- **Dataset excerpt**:
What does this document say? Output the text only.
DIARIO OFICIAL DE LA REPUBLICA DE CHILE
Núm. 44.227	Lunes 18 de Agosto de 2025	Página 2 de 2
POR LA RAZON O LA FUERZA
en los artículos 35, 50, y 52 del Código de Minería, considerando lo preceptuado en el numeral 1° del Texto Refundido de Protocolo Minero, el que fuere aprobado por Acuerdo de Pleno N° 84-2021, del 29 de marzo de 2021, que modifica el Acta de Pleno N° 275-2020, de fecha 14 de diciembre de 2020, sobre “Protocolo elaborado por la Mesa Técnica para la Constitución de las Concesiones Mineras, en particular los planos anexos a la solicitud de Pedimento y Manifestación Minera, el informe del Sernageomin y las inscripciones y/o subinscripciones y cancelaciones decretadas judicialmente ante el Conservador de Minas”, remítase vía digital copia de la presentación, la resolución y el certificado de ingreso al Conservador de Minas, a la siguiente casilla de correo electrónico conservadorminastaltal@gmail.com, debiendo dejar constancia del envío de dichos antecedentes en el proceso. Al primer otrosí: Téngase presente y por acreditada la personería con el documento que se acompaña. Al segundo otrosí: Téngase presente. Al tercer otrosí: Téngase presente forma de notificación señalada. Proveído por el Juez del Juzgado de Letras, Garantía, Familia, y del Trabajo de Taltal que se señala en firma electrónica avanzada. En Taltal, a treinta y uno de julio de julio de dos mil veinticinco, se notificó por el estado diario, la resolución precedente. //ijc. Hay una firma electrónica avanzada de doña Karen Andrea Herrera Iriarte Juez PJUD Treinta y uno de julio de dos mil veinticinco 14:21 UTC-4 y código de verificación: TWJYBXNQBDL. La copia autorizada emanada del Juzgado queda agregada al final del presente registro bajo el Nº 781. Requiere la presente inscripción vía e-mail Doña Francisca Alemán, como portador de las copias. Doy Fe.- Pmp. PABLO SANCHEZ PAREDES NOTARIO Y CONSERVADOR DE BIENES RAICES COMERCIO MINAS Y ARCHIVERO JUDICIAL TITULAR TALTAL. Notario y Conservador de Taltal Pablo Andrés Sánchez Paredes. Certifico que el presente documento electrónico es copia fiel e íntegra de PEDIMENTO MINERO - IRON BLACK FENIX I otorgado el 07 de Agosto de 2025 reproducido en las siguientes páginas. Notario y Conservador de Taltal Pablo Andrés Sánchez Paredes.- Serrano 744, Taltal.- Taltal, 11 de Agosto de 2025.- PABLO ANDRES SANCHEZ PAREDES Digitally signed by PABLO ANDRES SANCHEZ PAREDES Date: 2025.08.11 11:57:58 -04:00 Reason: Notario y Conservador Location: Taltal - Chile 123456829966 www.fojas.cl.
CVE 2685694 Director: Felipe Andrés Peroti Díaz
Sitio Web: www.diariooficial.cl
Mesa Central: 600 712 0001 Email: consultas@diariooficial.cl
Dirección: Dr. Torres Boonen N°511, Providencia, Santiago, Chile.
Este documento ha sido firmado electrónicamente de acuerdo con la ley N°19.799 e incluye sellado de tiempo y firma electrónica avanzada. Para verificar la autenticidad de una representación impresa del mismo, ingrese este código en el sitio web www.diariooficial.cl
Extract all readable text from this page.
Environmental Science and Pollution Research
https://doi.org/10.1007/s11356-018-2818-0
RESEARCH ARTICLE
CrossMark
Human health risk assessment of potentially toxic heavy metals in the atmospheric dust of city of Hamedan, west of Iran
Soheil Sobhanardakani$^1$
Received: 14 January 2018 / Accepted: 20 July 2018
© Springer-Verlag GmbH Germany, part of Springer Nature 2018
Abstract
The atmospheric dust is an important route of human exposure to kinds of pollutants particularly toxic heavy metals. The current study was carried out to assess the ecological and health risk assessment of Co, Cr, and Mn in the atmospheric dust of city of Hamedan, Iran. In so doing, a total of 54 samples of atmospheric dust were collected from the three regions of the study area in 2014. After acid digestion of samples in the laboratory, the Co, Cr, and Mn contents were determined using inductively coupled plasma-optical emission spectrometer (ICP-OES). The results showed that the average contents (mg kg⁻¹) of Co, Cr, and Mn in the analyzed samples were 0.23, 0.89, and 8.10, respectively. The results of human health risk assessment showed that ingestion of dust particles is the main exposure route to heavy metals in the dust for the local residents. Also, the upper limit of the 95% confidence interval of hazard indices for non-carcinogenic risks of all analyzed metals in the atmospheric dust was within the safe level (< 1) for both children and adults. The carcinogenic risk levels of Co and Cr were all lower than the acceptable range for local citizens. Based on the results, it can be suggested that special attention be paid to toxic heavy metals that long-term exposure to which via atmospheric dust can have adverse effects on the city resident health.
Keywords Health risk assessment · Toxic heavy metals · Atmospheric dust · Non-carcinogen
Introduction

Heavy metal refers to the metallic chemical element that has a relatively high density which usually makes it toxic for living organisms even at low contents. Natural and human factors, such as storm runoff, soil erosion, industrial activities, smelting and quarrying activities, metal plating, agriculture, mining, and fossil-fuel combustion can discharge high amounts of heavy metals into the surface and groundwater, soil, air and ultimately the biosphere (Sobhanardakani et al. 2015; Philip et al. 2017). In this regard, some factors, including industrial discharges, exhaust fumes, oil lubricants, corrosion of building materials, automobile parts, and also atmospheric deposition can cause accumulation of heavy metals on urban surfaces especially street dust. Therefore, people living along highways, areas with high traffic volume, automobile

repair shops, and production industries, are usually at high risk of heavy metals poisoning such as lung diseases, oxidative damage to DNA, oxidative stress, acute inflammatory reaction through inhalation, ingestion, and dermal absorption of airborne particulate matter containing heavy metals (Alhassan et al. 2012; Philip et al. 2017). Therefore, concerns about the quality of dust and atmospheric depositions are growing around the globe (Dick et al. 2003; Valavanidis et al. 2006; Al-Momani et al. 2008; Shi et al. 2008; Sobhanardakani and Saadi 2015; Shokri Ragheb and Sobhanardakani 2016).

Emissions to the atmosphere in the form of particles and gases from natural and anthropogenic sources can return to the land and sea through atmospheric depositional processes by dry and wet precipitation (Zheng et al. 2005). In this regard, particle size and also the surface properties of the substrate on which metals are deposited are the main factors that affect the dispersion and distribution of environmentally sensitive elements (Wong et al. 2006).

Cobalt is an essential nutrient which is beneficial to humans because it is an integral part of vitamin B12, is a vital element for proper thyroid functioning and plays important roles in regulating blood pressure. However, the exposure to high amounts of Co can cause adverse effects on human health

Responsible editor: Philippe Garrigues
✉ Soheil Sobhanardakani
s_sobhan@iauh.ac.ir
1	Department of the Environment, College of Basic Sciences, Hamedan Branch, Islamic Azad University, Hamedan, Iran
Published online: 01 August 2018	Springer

- **Aim of the exercise**:
Restate the data above exactly, keeping each word as it stands.

- **Reply to the task**:
What does this document say? Output the text only.
DIARIO OFICIAL DE LA REPUBLICA DE CHILE
Núm. 44.227	Lunes 18 de Agosto de 2025	Página 2 de 2
POR LA RAZON O LA FUERZA
en los artículos 35, 50, y 52 del Código de Minería, considerando lo preceptuado en el numeral 1° del Texto Refundido de Protocolo Minero, el que fuere aprobado por Acuerdo de Pleno N° 84-2021, del 29 de marzo de 2021, que modifica el Acta de Pleno N° 275-2020, de fecha 14 de diciembre de 2020, sobre “Protocolo elaborado por la Mesa Técnica para la Constitución de las Concesiones Mineras, en particular los planos anexos a la solicitud de Pedimento y Manifestación Minera, el informe del Sernageomin y las inscripciones y/o subinscripciones y cancelaciones decretadas judicialmente ante el Conservador de Minas”, remítase vía digital copia de la presentación, la resolución y el certificado de ingreso al Conservador de Minas, a la siguiente casilla de correo electrónico conservadorminastaltal@gmail.com, debiendo dejar constancia del envío de dichos antecedentes en el proceso. Al primer otrosí: Téngase presente y por acreditada la personería con el documento que se acompaña. Al segundo otrosí: Téngase presente. Al tercer otrosí: Téngase presente forma de notificación señalada. Proveído por el Juez del Juzgado de Letras, Garantía, Familia, y del Trabajo de Taltal que se señala en firma electrónica avanzada. En Taltal, a treinta y uno de julio de julio de dos mil veinticinco, se notificó por el estado diario, la resolución precedente. //ijc. Hay una firma electrónica avanzada de doña Karen Andrea Herrera Iriarte Juez PJUD Treinta y uno de julio de dos mil veinticinco 14:21 UTC-4 y código de verificación: TWJYBXNQBDL. La copia autorizada emanada del Juzgado queda agregada al final del presente registro bajo el Nº 781. Requiere la presente inscripción vía e-mail Doña Francisca Alemán, como portador de las copias. Doy Fe.- Pmp. PABLO SANCHEZ PAREDES NOTARIO Y CONSERVADOR DE BIENES RAICES COMERCIO MINAS Y ARCHIVERO JUDICIAL TITULAR TALTAL. Notario y Conservador de Taltal Pablo Andrés Sánchez Paredes. Certifico que el presente documento electrónico es copia fiel e íntegra de PEDIMENTO MINERO - IRON BLACK FENIX I otorgado el 07 de Agosto de 2025 reproducido en las siguientes páginas. Notario y Conservador de Taltal Pablo Andrés Sánchez Paredes.- Serrano 744, Taltal.- Taltal, 11 de Agosto de 2025.- PABLO ANDRES SANCHEZ PAREDES Digitally signed by PABLO ANDRES SANCHEZ PAREDES Date: 2025.08.11 11:57:58 -04:00 Reason: Notario y Conservador Location: Taltal - Chile 123456829966 www.fojas.cl.
CVE 2685694 Director: Felipe Andrés Peroti Díaz
Sitio Web: www.diariooficial.cl
Mesa Central: 600 712 0001 Email: consultas@diariooficial.cl
Dirección: Dr. Torres Boonen N°511, Providencia, Santiago, Chile.
Este documento ha sido firmado electrónicamente de acuerdo con la ley N°19.799 e incluye sellado de tiempo y firma electrónica avanzada. Para verificar la autenticidad de una representación impresa del mismo, ingrese este código en el sitio web www.diariooficial.cl
Extract all readable text from this page.
Environmental Science and Pollution Research
https://doi.org/10.1007/s11356-018-2818-0
RESEARCH ARTICLE
CrossMark
Human health risk assessment of potentially toxic heavy metals in the atmospheric dust of city of Hamedan, west of Iran
Soheil Sobhanardakani$^1$
Received: 14 January 2018 / Accepted: 20 July 2018
© Springer-Verlag GmbH Germany, part of Springer Nature 2018
Abstract
The atmospheric dust is an important route of human exposure to kinds of pollutants particularly toxic heavy metals. The current study was carried out to assess the ecological and health risk assessment of Co, Cr, and Mn in the atmospheric dust of city of Hamedan, Iran. In so doing, a total of 54 samples of atmospheric dust were collected from the three regions of the study area in 2014. After acid digestion of samples in the laboratory, the Co, Cr, and Mn contents were determined using inductively coupled plasma-optical emission spectrometer (ICP-OES). The results showed that the average contents (mg kg⁻¹) of Co, Cr, and Mn in the analyzed samples were 0.23, 0.89, and 8.10, respectively. The results of human health risk assessment showed that ingestion of dust particles is the main exposure route to heavy metals in the dust for the local residents. Also, the upper limit of the 95% confidence interval of hazard indices for non-carcinogenic risks of all analyzed metals in the atmospheric dust was within the safe level (< 1) for both children and adults. The carcinogenic risk levels of Co and Cr were all lower than the acceptable range for local citizens. Based on the results, it can be suggested that special attention be paid to toxic heavy metals that long-term exposure to which via atmospheric dust can have adverse effects on the city resident health.
Keywords Health risk assessment · Toxic heavy metals · Atmospheric dust · Non-carcinogen
Introduction

Heavy metal refers to the metallic chemical element that has a relatively high density which usually makes it toxic for living organisms even at low contents. Natural and human factors, such as storm runoff, soil erosion, industrial activities, smelting and quarrying activities, metal plating, agriculture, mining, and fossil-fuel combustion can discharge high amounts of heavy metals into the surface and groundwater, soil, air and ultimately the biosphere (Sobhanardakani et al. 2015; Philip et al. 2017). In this regard, some factors, including industrial discharges, exhaust fumes, oil lubricants, corrosion of building materials, automobile parts, and also atmospheric deposition can cause accumulation of heavy metals on urban surfaces especially street dust. Therefore, people living along highways, areas with high traffic volume, automobile

repair shops, and production industries, are usually at high risk of heavy metals poisoning such as lung diseases, oxidative damage to DNA, oxidative stress, acute inflammatory reaction through inhalation, ingestion, and dermal absorption of airborne particulate matter containing heavy metals (Alhassan et al. 2012; Philip et al. 2017). Therefore, concerns about the quality of dust and atmospheric depositions are growing around the globe (Dick et al. 2003; Valavanidis et al. 2006; Al-Momani et al. 2008; Shi et al. 2008; Sobhanardakani and Saadi 2015; Shokri Ragheb and Sobhanardakani 2016).

Emissions to the atmosphere in the form of particles and gases from natural and anthropogenic sources can return to the land and sea through atmospheric depositional processes by dry and wet precipitation (Zheng et al. 2005). In this regard, particle size and also the surface properties of the substrate on which metals are deposited are the main factors that affect the dispersion and distribution of environmentally sensitive elements (Wong et al. 2006).

Cobalt is an essential nutrient which is beneficial to humans because it is an integral part of vitamin B12, is a vital element for proper thyroid functioning and plays important roles in regulating blood pressure. However, the exposure to high amounts of Co can cause adverse effects on human health

Responsible editor: Philippe Garrigues
✉ Soheil Sobhanardakani
s_sobhan@iauh.ac.ir
1	Department of the Environment, College of Basic Sciences, Hamedan Branch, Islamic Azad University, Hamedan, Iran
Published online: 01 August 2018	Springer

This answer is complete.